Copy out the data exactly, leaving the pictures behind.
· · · ·
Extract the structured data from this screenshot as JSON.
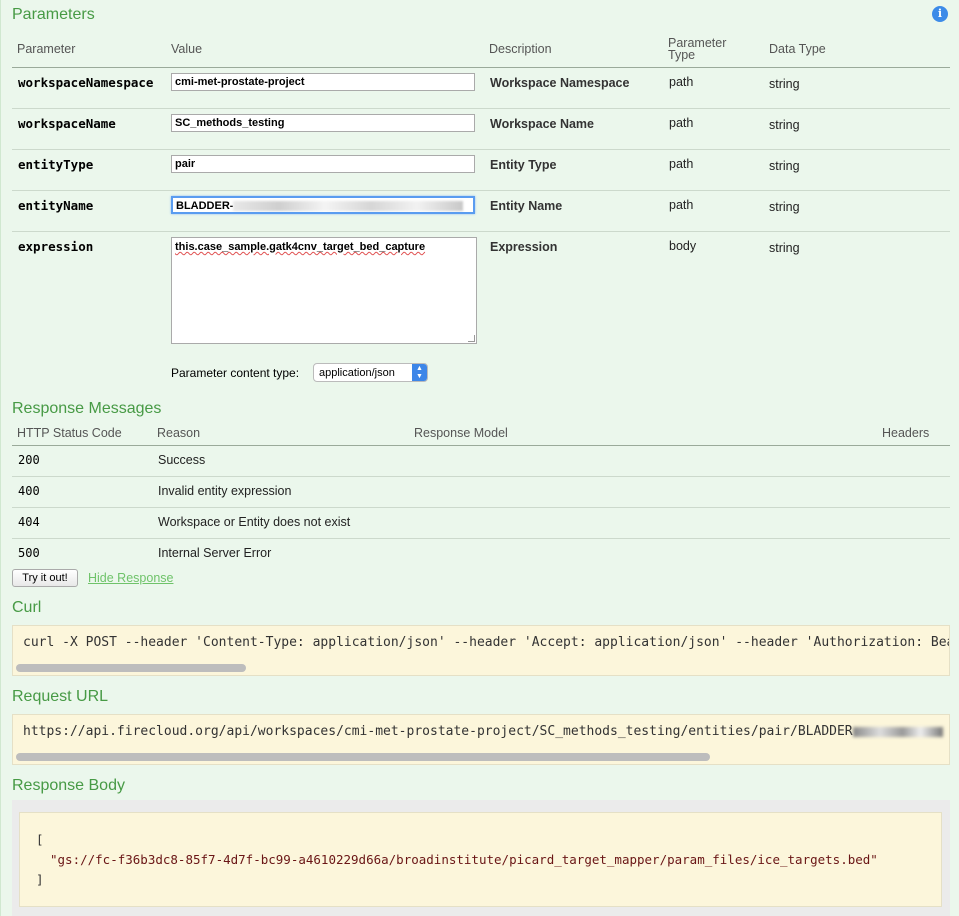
{
  "parameters": {
    "title": "Parameters",
    "headers": {
      "parameter": "Parameter",
      "value": "Value",
      "description": "Description",
      "parameter_type": "Parameter Type",
      "data_type": "Data Type"
    },
    "rows": [
      {
        "name": "workspaceNamespace",
        "value": "cmi-met-prostate-project",
        "description": "Workspace Namespace",
        "type": "path",
        "data_type": "string"
      },
      {
        "name": "workspaceName",
        "value": "SC_methods_testing",
        "description": "Workspace Name",
        "type": "path",
        "data_type": "string"
      },
      {
        "name": "entityType",
        "value": "pair",
        "description": "Entity Type",
        "type": "path",
        "data_type": "string"
      },
      {
        "name": "entityName",
        "value": "BLADDER-",
        "description": "Entity Name",
        "type": "path",
        "data_type": "string"
      },
      {
        "name": "expression",
        "value": "this.case_sample.gatk4cnv_target_bed_capture",
        "description": "Expression",
        "type": "body",
        "data_type": "string"
      }
    ],
    "content_type_label": "Parameter content type:",
    "content_type_value": "application/json"
  },
  "responses": {
    "title": "Response Messages",
    "headers": {
      "code": "HTTP Status Code",
      "reason": "Reason",
      "model": "Response Model",
      "headers": "Headers"
    },
    "rows": [
      {
        "code": "200",
        "reason": "Success"
      },
      {
        "code": "400",
        "reason": "Invalid entity expression"
      },
      {
        "code": "404",
        "reason": "Workspace or Entity does not exist"
      },
      {
        "code": "500",
        "reason": "Internal Server Error"
      }
    ]
  },
  "actions": {
    "try_label": "Try it out!",
    "hide_label": "Hide Response"
  },
  "curl": {
    "title": "Curl",
    "command": "curl -X POST --header 'Content-Type: application/json' --header 'Accept: application/json' --header 'Authorization: Bea"
  },
  "request_url": {
    "title": "Request URL",
    "url": "https://api.firecloud.org/api/workspaces/cmi-met-prostate-project/SC_methods_testing/entities/pair/BLADDER"
  },
  "response_body": {
    "title": "Response Body",
    "open": "[",
    "value": "\"gs://fc-f36b3dc8-85f7-4d7f-bc99-a4610229d66a/broadinstitute/picard_target_mapper/param_files/ice_targets.bed\"",
    "close": "]"
  },
  "icons": {
    "info": "info-icon"
  },
  "colors": {
    "section_title": "#479a45",
    "panel_bg": "#ebf7ec",
    "code_bg": "#fcf6db",
    "info_icon": "#3c8be8",
    "link": "#6fc36a"
  }
}
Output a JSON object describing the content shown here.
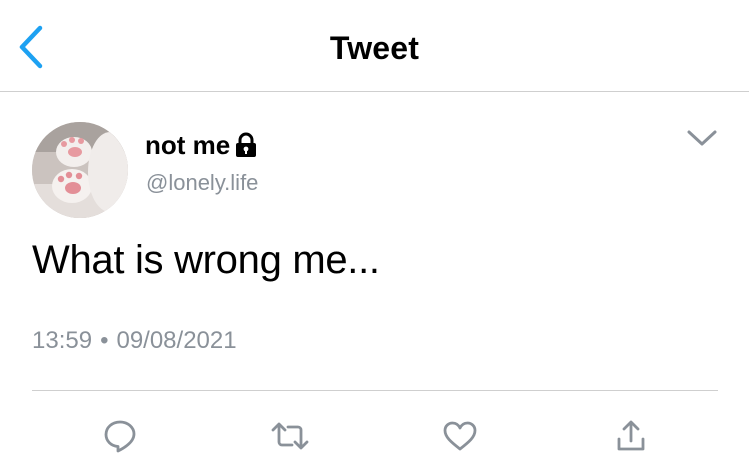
{
  "header": {
    "title": "Tweet",
    "back_icon": "chevron-left-icon"
  },
  "colors": {
    "accent": "#1da1f2",
    "secondary_text": "#8a9199",
    "divider": "#cfcfcf",
    "icon_gray": "#8a9199"
  },
  "tweet": {
    "display_name": "not me",
    "protected_icon": "lock-icon",
    "handle": "@lonely.life",
    "text": "What is wrong me...",
    "time": "13:59",
    "separator": "•",
    "date": "09/08/2021",
    "menu_icon": "chevron-down-icon"
  },
  "actions": [
    {
      "icon": "reply-icon"
    },
    {
      "icon": "retweet-icon"
    },
    {
      "icon": "like-icon"
    },
    {
      "icon": "share-icon"
    }
  ]
}
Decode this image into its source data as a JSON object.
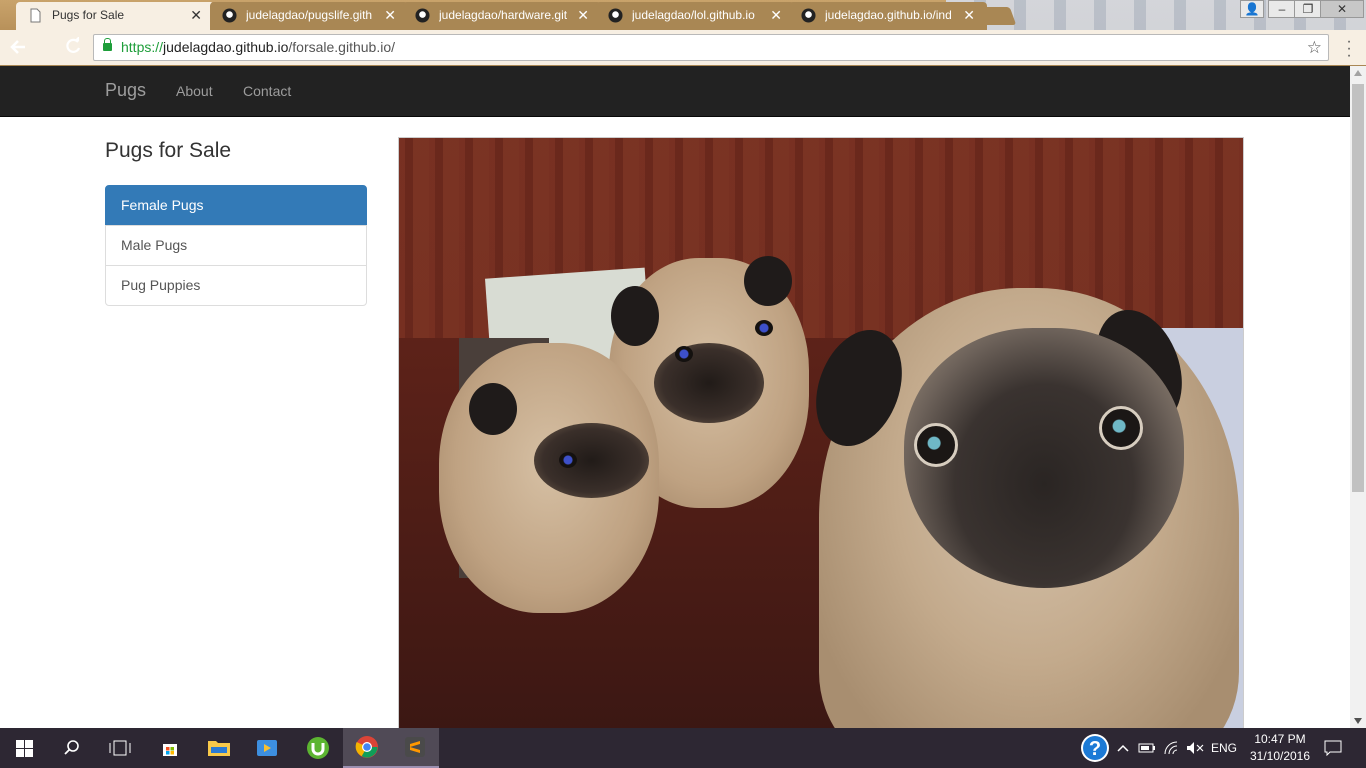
{
  "browser": {
    "tabs": [
      {
        "title": "Pugs for Sale",
        "icon": "page-icon",
        "active": true
      },
      {
        "title": "judelagdao/pugslife.gith",
        "icon": "github-icon",
        "active": false
      },
      {
        "title": "judelagdao/hardware.git",
        "icon": "github-icon",
        "active": false
      },
      {
        "title": "judelagdao/lol.github.io",
        "icon": "github-icon",
        "active": false
      },
      {
        "title": "judelagdao.github.io/ind",
        "icon": "github-icon",
        "active": false
      }
    ],
    "url": {
      "scheme": "https://",
      "host": "judelagdao.github.io",
      "path": "/forsale.github.io/"
    }
  },
  "site": {
    "brand": "Pugs",
    "nav": [
      "About",
      "Contact"
    ],
    "heading": "Pugs for Sale",
    "categories": [
      {
        "label": "Female Pugs",
        "active": true
      },
      {
        "label": "Male Pugs",
        "active": false
      },
      {
        "label": "Pug Puppies",
        "active": false
      }
    ],
    "accent_color": "#337ab7",
    "navbar_color": "#222222"
  },
  "taskbar": {
    "apps": [
      "start-icon",
      "search-icon",
      "task-view-icon",
      "store-icon",
      "file-explorer-icon",
      "media-player-icon",
      "utorrent-icon",
      "chrome-icon",
      "sublime-text-icon"
    ],
    "language": "ENG",
    "time": "10:47 PM",
    "date": "31/10/2016"
  }
}
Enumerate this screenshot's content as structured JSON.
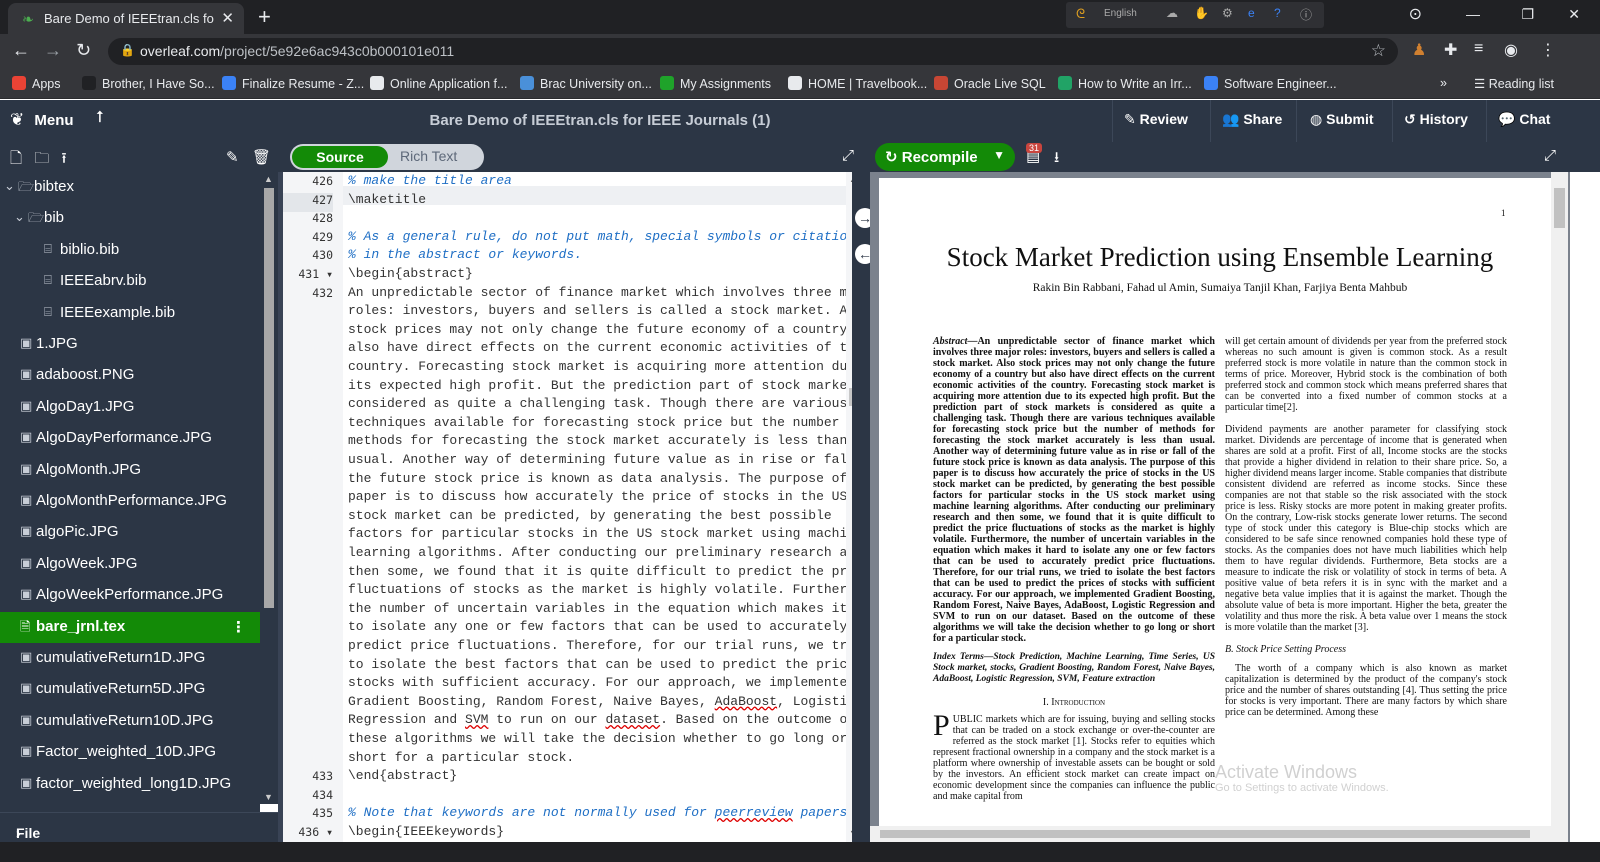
· · · ·
- ANSWER IN FULL -
Extract the structured data from this screenshot as JSON.
{
  "parameters": {
    "title": "Parameters",
    "headers": {
      "parameter": "Parameter",
      "value": "Value",
      "description": "Description",
      "parameter_type": "Parameter Type",
      "data_type": "Data Type"
    },
    "rows": [
      {
        "name": "workspaceNamespace",
        "value": "cmi-met-prostate-project",
        "description": "Workspace Namespace",
        "type": "path",
        "data_type": "string"
      },
      {
        "name": "workspaceName",
        "value": "SC_methods_testing",
        "description": "Workspace Name",
        "type": "path",
        "data_type": "string"
      },
      {
        "name": "entityType",
        "value": "pair",
        "description": "Entity Type",
        "type": "path",
        "data_type": "string"
      },
      {
        "name": "entityName",
        "value": "BLADDER-",
        "description": "Entity Name",
        "type": "path",
        "data_type": "string"
      },
      {
        "name": "expression",
        "value": "this.case_sample.gatk4cnv_target_bed_capture",
        "description": "Expression",
        "type": "body",
        "data_type": "string"
      }
    ],
    "content_type_label": "Parameter content type:",
    "content_type_value": "application/json"
  },
  "responses": {
    "title": "Response Messages",
    "headers": {
      "code": "HTTP Status Code",
      "reason": "Reason",
      "model": "Response Model",
      "headers": "Headers"
    },
    "rows": [
      {
        "code": "200",
        "reason": "Success"
      },
      {
        "code": "400",
        "reason": "Invalid entity expression"
      },
      {
        "code": "404",
        "reason": "Workspace or Entity does not exist"
      },
      {
        "code": "500",
        "reason": "Internal Server Error"
      }
    ]
  },
  "actions": {
    "try_label": "Try it out!",
    "hide_label": "Hide Response"
  },
  "curl": {
    "title": "Curl",
    "command": "curl -X POST --header 'Content-Type: application/json' --header 'Accept: application/json' --header 'Authorization: Bea"
  },
  "request_url": {
    "title": "Request URL",
    "url": "https://api.firecloud.org/api/workspaces/cmi-met-prostate-project/SC_methods_testing/entities/pair/BLADDER"
  },
  "response_body": {
    "title": "Response Body",
    "open": "[",
    "value": "\"gs://fc-f36b3dc8-85f7-4d7f-bc99-a4610229d66a/broadinstitute/picard_target_mapper/param_files/ice_targets.bed\"",
    "close": "]"
  },
  "icons": {
    "info": "info-icon"
  },
  "colors": {
    "section_title": "#479a45",
    "panel_bg": "#ebf7ec",
    "code_bg": "#fcf6db",
    "info_icon": "#3c8be8",
    "link": "#6fc36a"
  }
}
Output a JSON object describing the content shown here.
{
  "header": {
    "title": "Tweet",
    "back_icon": "chevron-left-icon"
  },
  "colors": {
    "accent": "#1da1f2",
    "secondary_text": "#8a9199",
    "divider": "#cfcfcf",
    "icon_gray": "#8a9199"
  },
  "tweet": {
    "display_name": "not me",
    "protected_icon": "lock-icon",
    "handle": "@lonely.life",
    "text": "What is wrong me...",
    "time": "13:59",
    "separator": "•",
    "date": "09/08/2021",
    "menu_icon": "chevron-down-icon"
  },
  "actions": [
    {
      "icon": "reply-icon"
    },
    {
      "icon": "retweet-icon"
    },
    {
      "icon": "like-icon"
    },
    {
      "icon": "share-icon"
    }
  ]
}
Decode this image into its source data as a JSON object.
{
  "browser": {
    "tabs": [
      {
        "title": "Pugs for Sale",
        "icon": "page-icon",
        "active": true
      },
      {
        "title": "judelagdao/pugslife.gith",
        "icon": "github-icon",
        "active": false
      },
      {
        "title": "judelagdao/hardware.git",
        "icon": "github-icon",
        "active": false
      },
      {
        "title": "judelagdao/lol.github.io",
        "icon": "github-icon",
        "active": false
      },
      {
        "title": "judelagdao.github.io/ind",
        "icon": "github-icon",
        "active": false
      }
    ],
    "url": {
      "scheme": "https://",
      "host": "judelagdao.github.io",
      "path": "/forsale.github.io/"
    }
  },
  "site": {
    "brand": "Pugs",
    "nav": [
      "About",
      "Contact"
    ],
    "heading": "Pugs for Sale",
    "categories": [
      {
        "label": "Female Pugs",
        "active": true
      },
      {
        "label": "Male Pugs",
        "active": false
      },
      {
        "label": "Pug Puppies",
        "active": false
      }
    ],
    "accent_color": "#337ab7",
    "navbar_color": "#222222"
  },
  "taskbar": {
    "apps": [
      "start-icon",
      "search-icon",
      "task-view-icon",
      "store-icon",
      "file-explorer-icon",
      "media-player-icon",
      "utorrent-icon",
      "chrome-icon",
      "sublime-text-icon"
    ],
    "language": "ENG",
    "time": "10:47 PM",
    "date": "31/10/2016"
  }
}
Enumerate this screenshot's content as structured JSON.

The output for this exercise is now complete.